* Problem description:
With the pictures excluded, reproduce all of the data exactly.

----- Material provided -----

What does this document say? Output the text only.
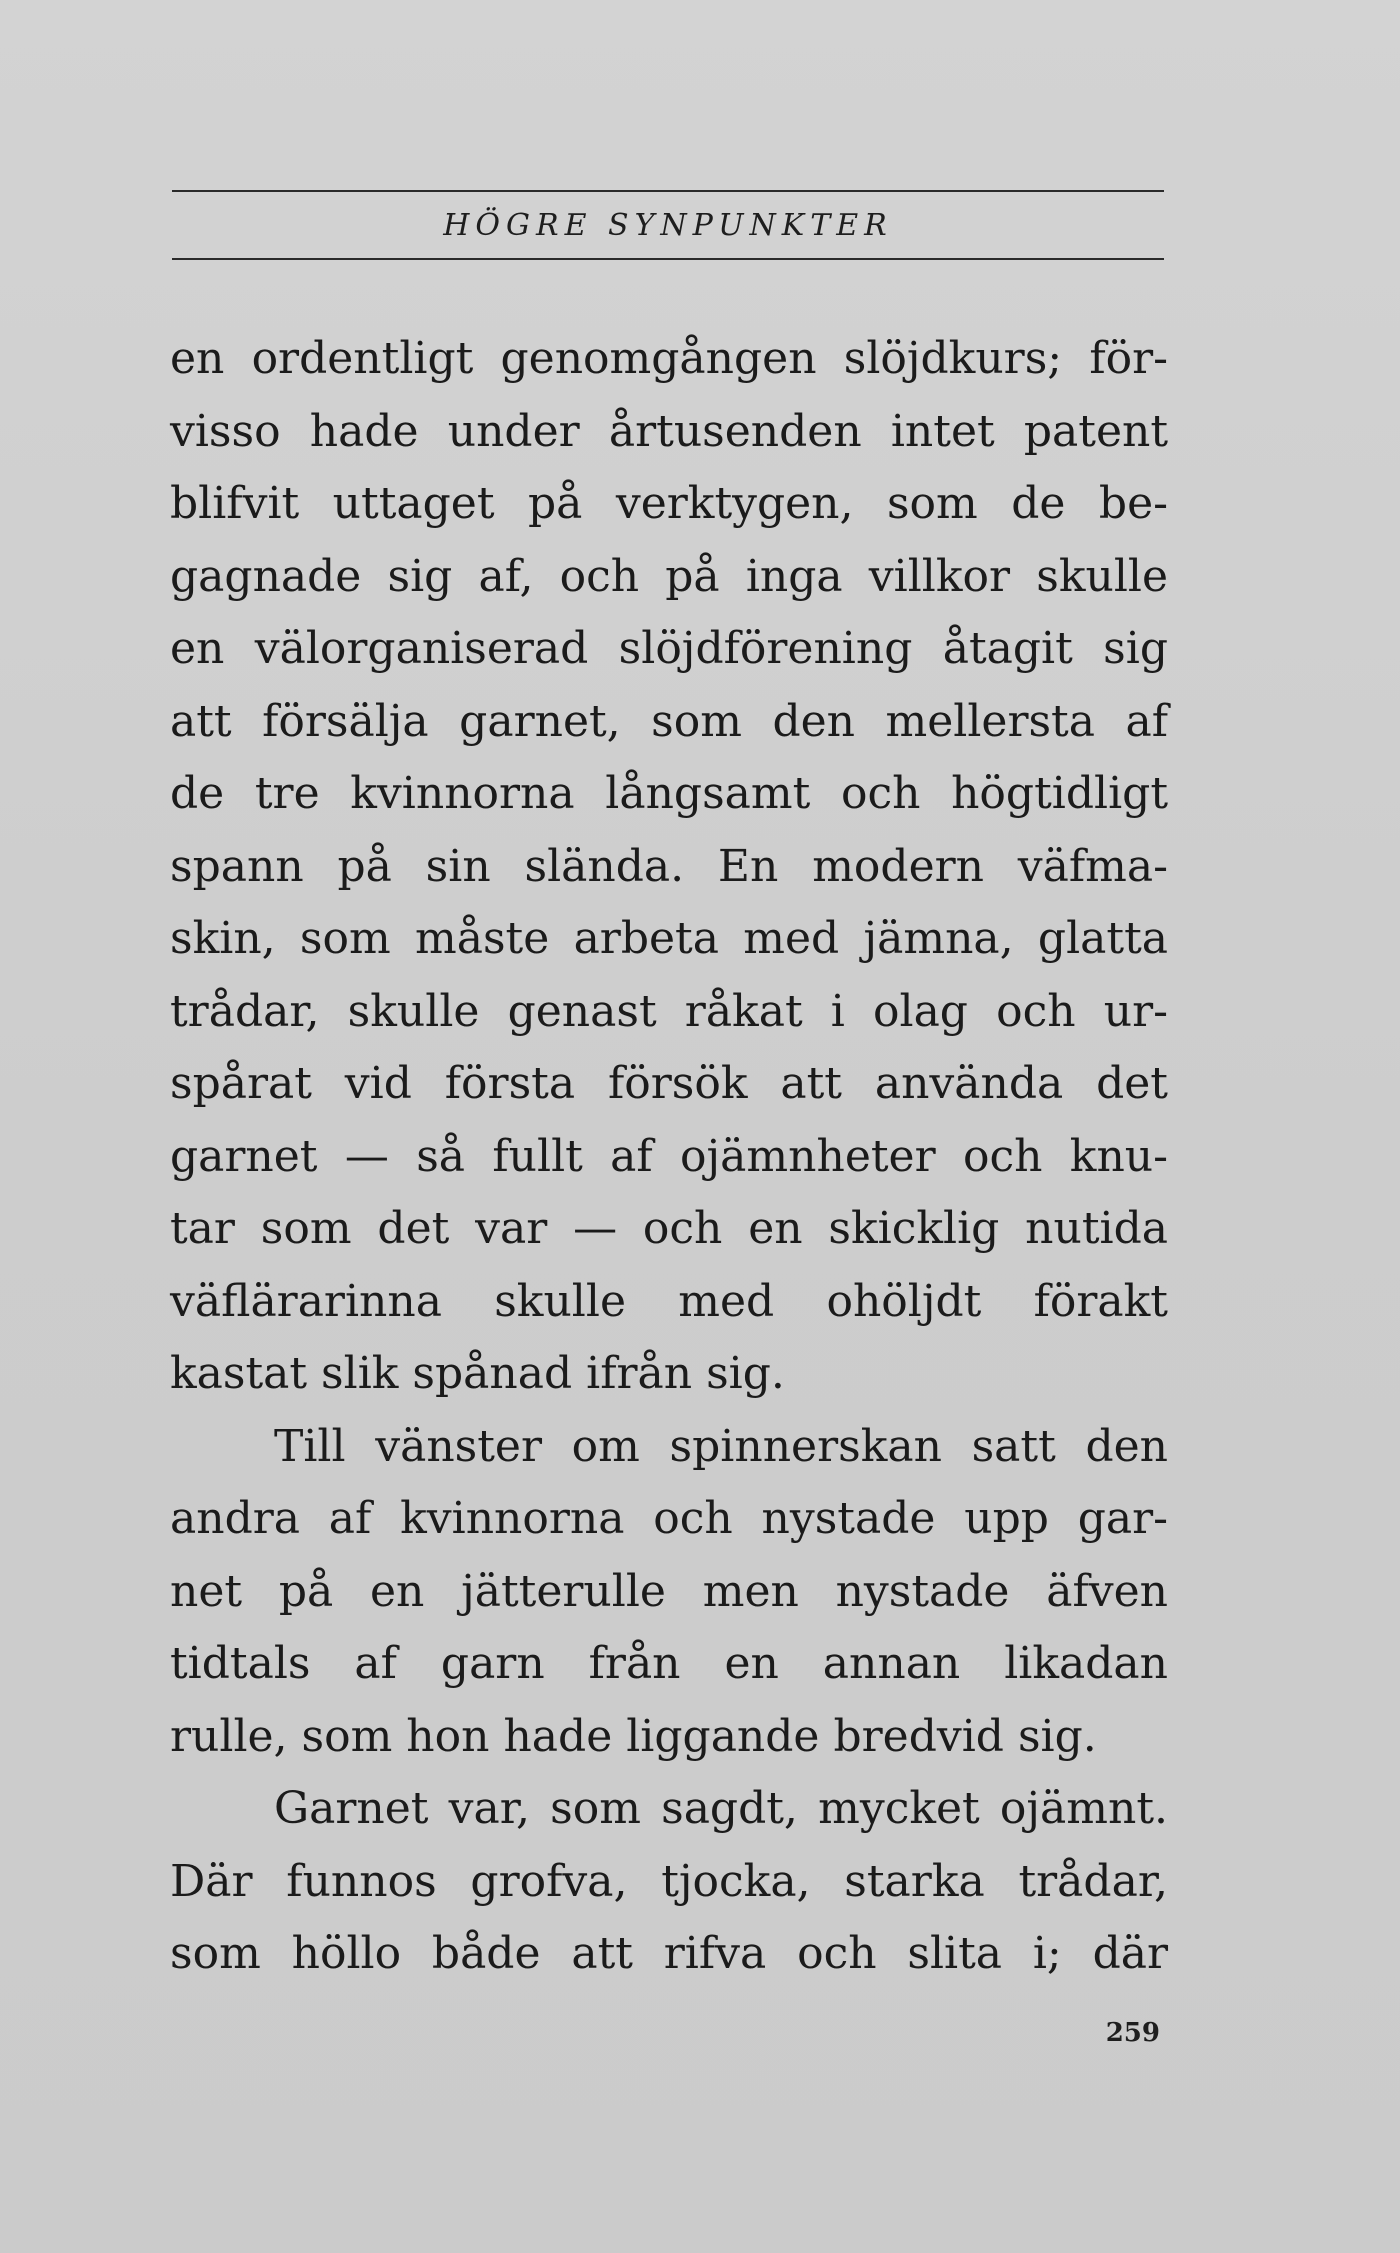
HÖGRE SYNPUNKTER
en ordentligt genomgången slöjdkurs; för-
visso hade under årtusenden intet patent
blifvit uttaget på verktygen, som de be-
gagnade sig af, och på inga villkor skulle
en välorganiserad slöjdförening åtagit sig
att försälja garnet, som den mellersta af
de tre kvinnorna långsamt och högtidligt
spann på sin slända. En modern väfma-
skin, som måste arbeta med jämna, glatta
trådar, skulle genast råkat i olag och ur-
spårat vid första försök att använda det
garnet — så fullt af ojämnheter och knu-
tar som det var — och en skicklig nutida
väflärarinna skulle med ohöljdt förakt
kastat slik spånad ifrån sig.
Till vänster om spinnerskan satt den
andra af kvinnorna och nystade upp gar-
net på en jätterulle men nystade äfven
tidtals af garn från en annan likadan
rulle, som hon hade liggande bredvid sig.
Garnet var, som sagdt, mycket ojämnt.
Där funnos grofva, tjocka, starka trådar,
som höllo både att rifva och slita i; där
259
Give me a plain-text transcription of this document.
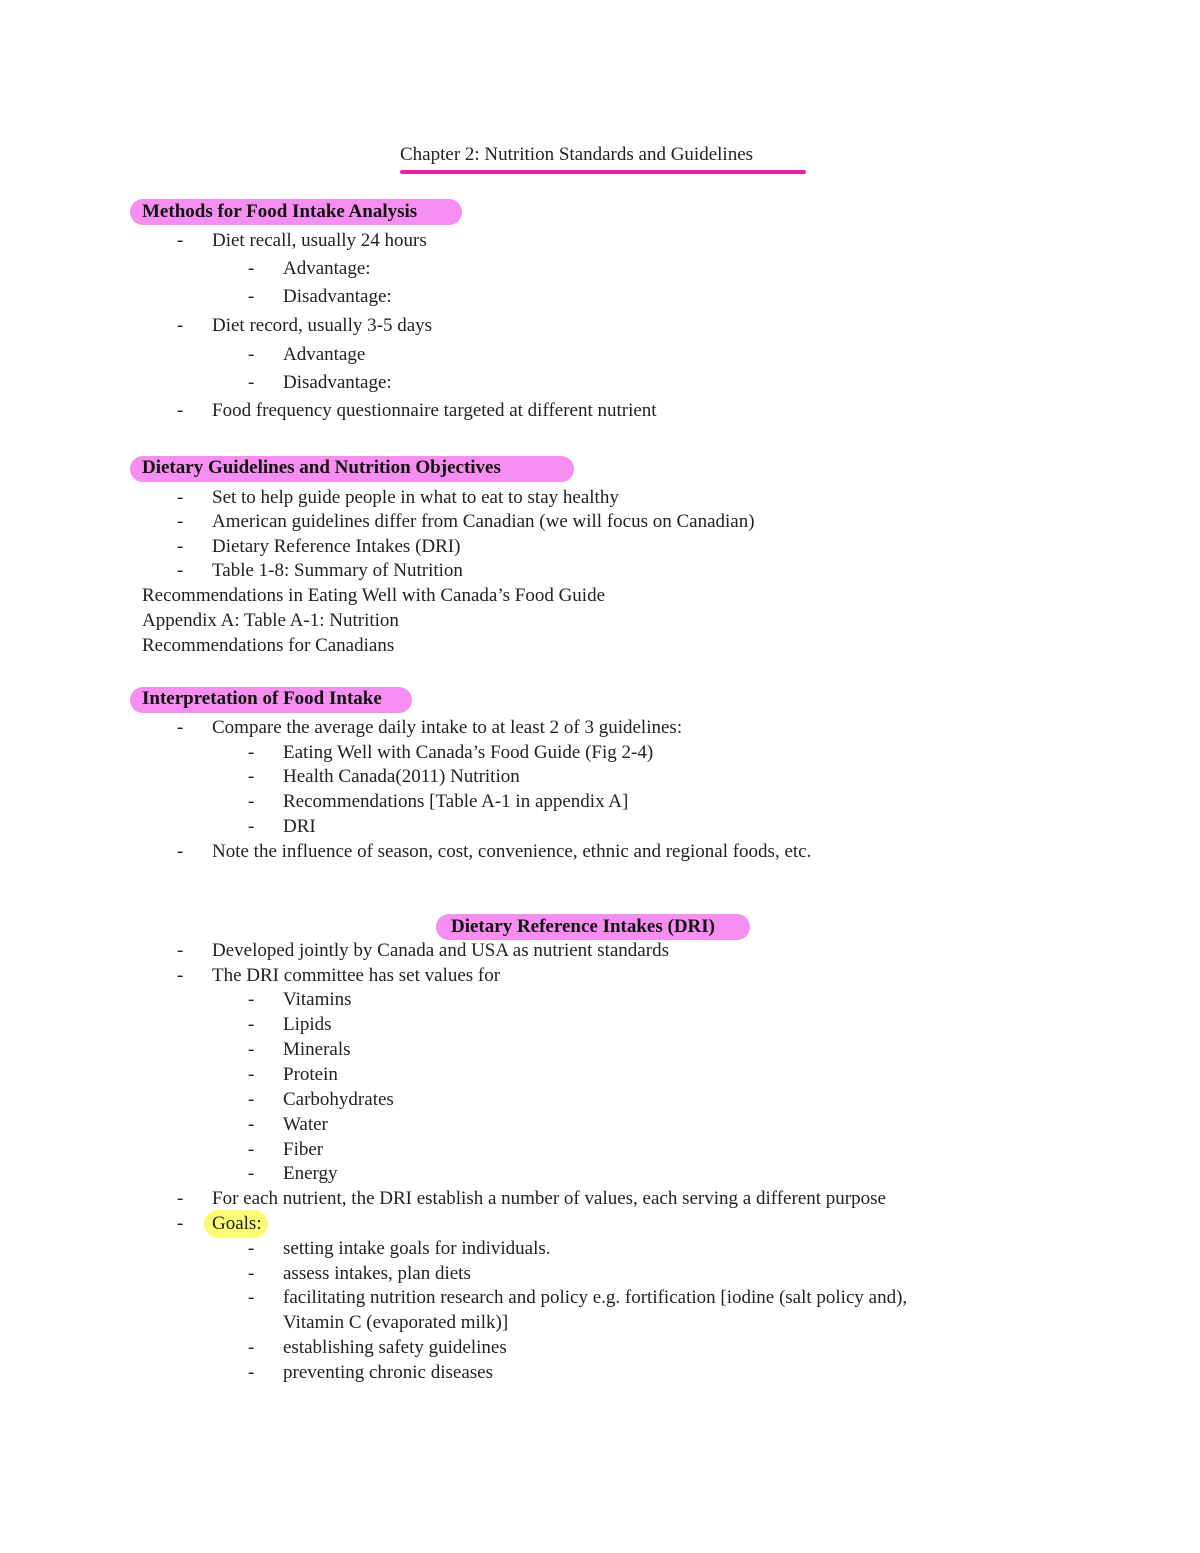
Chapter 2: Nutrition Standards and Guidelines
Methods for Food Intake Analysis
- Diet recall, usually 24 hours
- Advantage:
- Disadvantage:
- Diet record, usually 3-5 days
- Advantage
- Disadvantage:
- Food frequency questionnaire targeted at different nutrient
Dietary Guidelines and Nutrition Objectives
- Set to help guide people in what to eat to stay healthy
- American guidelines differ from Canadian (we will focus on Canadian)
- Dietary Reference Intakes (DRI)
- Table 1-8: Summary of Nutrition
Recommendations in Eating Well with Canada’s Food Guide
Appendix A: Table A-1: Nutrition
Recommendations for Canadians
Interpretation of Food Intake
- Compare the average daily intake to at least 2 of 3 guidelines:
- Eating Well with Canada’s Food Guide (Fig 2-4)
- Health Canada(2011) Nutrition
- Recommendations [Table A-1 in appendix A]
- DRI
- Note the influence of season, cost, convenience, ethnic and regional foods, etc.
Dietary Reference Intakes (DRI)
- Developed jointly by Canada and USA as nutrient standards
- The DRI committee has set values for
- Vitamins
- Lipids
- Minerals
- Protein
- Carbohydrates
- Water
- Fiber
- Energy
- For each nutrient, the DRI establish a number of values, each serving a different purpose
- Goals:
- setting intake goals for individuals.
- assess intakes, plan diets
- facilitating nutrition research and policy e.g. fortification [iodine (salt policy and),
Vitamin C (evaporated milk)]
- establishing safety guidelines
- preventing chronic diseases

-----

* Written answer:
What does this document say? Output the text only.
HÖGRE SYNPUNKTER
en ordentligt genomgången slöjdkurs; för-
visso hade under årtusenden intet patent
blifvit uttaget på verktygen, som de be-
gagnade sig af, och på inga villkor skulle
en välorganiserad slöjdförening åtagit sig
att försälja garnet, som den mellersta af
de tre kvinnorna långsamt och högtidligt
spann på sin slända. En modern väfma-
skin, som måste arbeta med jämna, glatta
trådar, skulle genast råkat i olag och ur-
spårat vid första försök att använda det
garnet — så fullt af ojämnheter och knu-
tar som det var — och en skicklig nutida
väflärarinna skulle med ohöljdt förakt
kastat slik spånad ifrån sig.
Till vänster om spinnerskan satt den
andra af kvinnorna och nystade upp gar-
net på en jätterulle men nystade äfven
tidtals af garn från en annan likadan
rulle, som hon hade liggande bredvid sig.
Garnet var, som sagdt, mycket ojämnt.
Där funnos grofva, tjocka, starka trådar,
som höllo både att rifva och slita i; där
259
Give me a plain-text transcription of this document.
Chapter 2: Nutrition Standards and Guidelines
Methods for Food Intake Analysis
- Diet recall, usually 24 hours
- Advantage:
- Disadvantage:
- Diet record, usually 3-5 days
- Advantage
- Disadvantage:
- Food frequency questionnaire targeted at different nutrient
Dietary Guidelines and Nutrition Objectives
- Set to help guide people in what to eat to stay healthy
- American guidelines differ from Canadian (we will focus on Canadian)
- Dietary Reference Intakes (DRI)
- Table 1-8: Summary of Nutrition
Recommendations in Eating Well with Canada’s Food Guide
Appendix A: Table A-1: Nutrition
Recommendations for Canadians
Interpretation of Food Intake
- Compare the average daily intake to at least 2 of 3 guidelines:
- Eating Well with Canada’s Food Guide (Fig 2-4)
- Health Canada(2011) Nutrition
- Recommendations [Table A-1 in appendix A]
- DRI
- Note the influence of season, cost, convenience, ethnic and regional foods, etc.
Dietary Reference Intakes (DRI)
- Developed jointly by Canada and USA as nutrient standards
- The DRI committee has set values for
- Vitamins
- Lipids
- Minerals
- Protein
- Carbohydrates
- Water
- Fiber
- Energy
- For each nutrient, the DRI establish a number of values, each serving a different purpose
- Goals:
- setting intake goals for individuals.
- assess intakes, plan diets
- facilitating nutrition research and policy e.g. fortification [iodine (salt policy and),
Vitamin C (evaporated milk)]
- establishing safety guidelines
- preventing chronic diseases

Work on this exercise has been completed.